#### Description of the task
Print every entry exactly as written.

#### Record extracts
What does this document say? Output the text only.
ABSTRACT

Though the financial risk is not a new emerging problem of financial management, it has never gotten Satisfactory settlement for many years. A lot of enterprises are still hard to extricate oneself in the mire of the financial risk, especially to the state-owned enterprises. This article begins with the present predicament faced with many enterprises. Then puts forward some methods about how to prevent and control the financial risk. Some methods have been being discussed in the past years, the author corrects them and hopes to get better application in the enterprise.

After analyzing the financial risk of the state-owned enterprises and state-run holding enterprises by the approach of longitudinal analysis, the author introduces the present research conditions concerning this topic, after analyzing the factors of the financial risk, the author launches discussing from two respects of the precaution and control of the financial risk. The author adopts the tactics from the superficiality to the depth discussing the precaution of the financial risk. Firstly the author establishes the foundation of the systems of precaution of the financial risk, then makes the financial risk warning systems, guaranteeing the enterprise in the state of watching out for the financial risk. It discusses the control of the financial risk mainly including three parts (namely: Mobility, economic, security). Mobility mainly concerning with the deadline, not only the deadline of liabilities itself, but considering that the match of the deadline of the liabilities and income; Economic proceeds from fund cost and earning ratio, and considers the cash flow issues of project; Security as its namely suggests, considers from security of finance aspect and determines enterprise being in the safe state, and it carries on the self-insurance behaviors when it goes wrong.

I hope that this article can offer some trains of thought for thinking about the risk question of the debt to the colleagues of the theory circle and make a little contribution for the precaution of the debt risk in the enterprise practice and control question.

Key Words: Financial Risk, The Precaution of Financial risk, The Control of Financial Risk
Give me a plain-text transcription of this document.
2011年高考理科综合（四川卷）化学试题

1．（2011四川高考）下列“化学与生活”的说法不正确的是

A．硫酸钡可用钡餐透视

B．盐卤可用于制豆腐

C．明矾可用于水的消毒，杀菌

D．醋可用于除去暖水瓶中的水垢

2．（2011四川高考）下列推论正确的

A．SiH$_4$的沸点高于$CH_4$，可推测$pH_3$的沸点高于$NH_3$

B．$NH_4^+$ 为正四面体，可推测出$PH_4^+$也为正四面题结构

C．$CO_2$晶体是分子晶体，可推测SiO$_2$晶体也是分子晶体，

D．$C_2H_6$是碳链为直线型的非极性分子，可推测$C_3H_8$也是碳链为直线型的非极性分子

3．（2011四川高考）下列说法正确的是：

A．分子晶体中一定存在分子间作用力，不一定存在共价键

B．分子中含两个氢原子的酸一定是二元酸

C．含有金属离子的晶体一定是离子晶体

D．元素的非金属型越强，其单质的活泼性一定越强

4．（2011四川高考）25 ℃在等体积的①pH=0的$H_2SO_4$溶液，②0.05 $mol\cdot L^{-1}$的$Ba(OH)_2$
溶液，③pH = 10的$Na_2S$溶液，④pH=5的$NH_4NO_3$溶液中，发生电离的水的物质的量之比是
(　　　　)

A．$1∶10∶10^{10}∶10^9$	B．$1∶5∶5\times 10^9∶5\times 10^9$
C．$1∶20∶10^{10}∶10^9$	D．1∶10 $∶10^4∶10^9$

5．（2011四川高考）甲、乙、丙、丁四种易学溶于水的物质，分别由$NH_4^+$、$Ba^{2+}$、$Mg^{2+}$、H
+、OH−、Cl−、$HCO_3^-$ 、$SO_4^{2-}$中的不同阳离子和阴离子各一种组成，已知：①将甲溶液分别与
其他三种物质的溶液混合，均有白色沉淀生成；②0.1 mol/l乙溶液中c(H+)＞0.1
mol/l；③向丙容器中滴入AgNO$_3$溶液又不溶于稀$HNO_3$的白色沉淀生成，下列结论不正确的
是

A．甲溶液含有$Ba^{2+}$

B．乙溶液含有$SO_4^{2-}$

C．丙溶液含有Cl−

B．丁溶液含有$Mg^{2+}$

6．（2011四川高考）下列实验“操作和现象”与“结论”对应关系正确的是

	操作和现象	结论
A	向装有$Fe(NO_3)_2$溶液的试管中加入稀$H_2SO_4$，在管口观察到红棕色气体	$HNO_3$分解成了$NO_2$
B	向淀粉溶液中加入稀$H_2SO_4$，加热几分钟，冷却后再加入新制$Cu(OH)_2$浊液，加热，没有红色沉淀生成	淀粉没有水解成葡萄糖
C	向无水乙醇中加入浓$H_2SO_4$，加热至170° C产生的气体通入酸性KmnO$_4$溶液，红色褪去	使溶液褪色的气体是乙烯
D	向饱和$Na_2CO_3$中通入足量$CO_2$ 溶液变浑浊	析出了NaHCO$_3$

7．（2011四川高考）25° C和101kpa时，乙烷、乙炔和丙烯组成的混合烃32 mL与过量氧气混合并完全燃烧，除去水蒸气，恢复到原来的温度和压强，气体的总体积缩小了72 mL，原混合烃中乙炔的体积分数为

#### Written response
What does this document say? Output the text only.
ABSTRACT

Though the financial risk is not a new emerging problem of financial management, it has never gotten Satisfactory settlement for many years. A lot of enterprises are still hard to extricate oneself in the mire of the financial risk, especially to the state-owned enterprises. This article begins with the present predicament faced with many enterprises. Then puts forward some methods about how to prevent and control the financial risk. Some methods have been being discussed in the past years, the author corrects them and hopes to get better application in the enterprise.

After analyzing the financial risk of the state-owned enterprises and state-run holding enterprises by the approach of longitudinal analysis, the author introduces the present research conditions concerning this topic, after analyzing the factors of the financial risk, the author launches discussing from two respects of the precaution and control of the financial risk. The author adopts the tactics from the superficiality to the depth discussing the precaution of the financial risk. Firstly the author establishes the foundation of the systems of precaution of the financial risk, then makes the financial risk warning systems, guaranteeing the enterprise in the state of watching out for the financial risk. It discusses the control of the financial risk mainly including three parts (namely: Mobility, economic, security). Mobility mainly concerning with the deadline, not only the deadline of liabilities itself, but considering that the match of the deadline of the liabilities and income; Economic proceeds from fund cost and earning ratio, and considers the cash flow issues of project; Security as its namely suggests, considers from security of finance aspect and determines enterprise being in the safe state, and it carries on the self-insurance behaviors when it goes wrong.

I hope that this article can offer some trains of thought for thinking about the risk question of the debt to the colleagues of the theory circle and make a little contribution for the precaution of the debt risk in the enterprise practice and control question.

Key Words: Financial Risk, The Precaution of Financial risk, The Control of Financial Risk
Give me a plain-text transcription of this document.
2011年高考理科综合（四川卷）化学试题

1．（2011四川高考）下列“化学与生活”的说法不正确的是

A．硫酸钡可用钡餐透视

B．盐卤可用于制豆腐

C．明矾可用于水的消毒，杀菌

D．醋可用于除去暖水瓶中的水垢

2．（2011四川高考）下列推论正确的

A．SiH$_4$的沸点高于$CH_4$，可推测$pH_3$的沸点高于$NH_3$

B．$NH_4^+$ 为正四面体，可推测出$PH_4^+$也为正四面题结构

C．$CO_2$晶体是分子晶体，可推测SiO$_2$晶体也是分子晶体，

D．$C_2H_6$是碳链为直线型的非极性分子，可推测$C_3H_8$也是碳链为直线型的非极性分子

3．（2011四川高考）下列说法正确的是：

A．分子晶体中一定存在分子间作用力，不一定存在共价键

B．分子中含两个氢原子的酸一定是二元酸

C．含有金属离子的晶体一定是离子晶体

D．元素的非金属型越强，其单质的活泼性一定越强

4．（2011四川高考）25 ℃在等体积的①pH=0的$H_2SO_4$溶液，②0.05 $mol\cdot L^{-1}$的$Ba(OH)_2$
溶液，③pH = 10的$Na_2S$溶液，④pH=5的$NH_4NO_3$溶液中，发生电离的水的物质的量之比是
(　　　　)

A．$1∶10∶10^{10}∶10^9$	B．$1∶5∶5\times 10^9∶5\times 10^9$
C．$1∶20∶10^{10}∶10^9$	D．1∶10 $∶10^4∶10^9$

5．（2011四川高考）甲、乙、丙、丁四种易学溶于水的物质，分别由$NH_4^+$、$Ba^{2+}$、$Mg^{2+}$、H
+、OH−、Cl−、$HCO_3^-$ 、$SO_4^{2-}$中的不同阳离子和阴离子各一种组成，已知：①将甲溶液分别与
其他三种物质的溶液混合，均有白色沉淀生成；②0.1 mol/l乙溶液中c(H+)＞0.1
mol/l；③向丙容器中滴入AgNO$_3$溶液又不溶于稀$HNO_3$的白色沉淀生成，下列结论不正确的
是

A．甲溶液含有$Ba^{2+}$

B．乙溶液含有$SO_4^{2-}$

C．丙溶液含有Cl−

B．丁溶液含有$Mg^{2+}$

6．（2011四川高考）下列实验“操作和现象”与“结论”对应关系正确的是

	操作和现象	结论
A	向装有$Fe(NO_3)_2$溶液的试管中加入稀$H_2SO_4$，在管口观察到红棕色气体	$HNO_3$分解成了$NO_2$
B	向淀粉溶液中加入稀$H_2SO_4$，加热几分钟，冷却后再加入新制$Cu(OH)_2$浊液，加热，没有红色沉淀生成	淀粉没有水解成葡萄糖
C	向无水乙醇中加入浓$H_2SO_4$，加热至170° C产生的气体通入酸性KmnO$_4$溶液，红色褪去	使溶液褪色的气体是乙烯
D	向饱和$Na_2CO_3$中通入足量$CO_2$ 溶液变浑浊	析出了NaHCO$_3$

7．（2011四川高考）25° C和101kpa时，乙烷、乙炔和丙烯组成的混合烃32 mL与过量氧气混合并完全燃烧，除去水蒸气，恢复到原来的温度和压强，气体的总体积缩小了72 mL，原混合烃中乙炔的体积分数为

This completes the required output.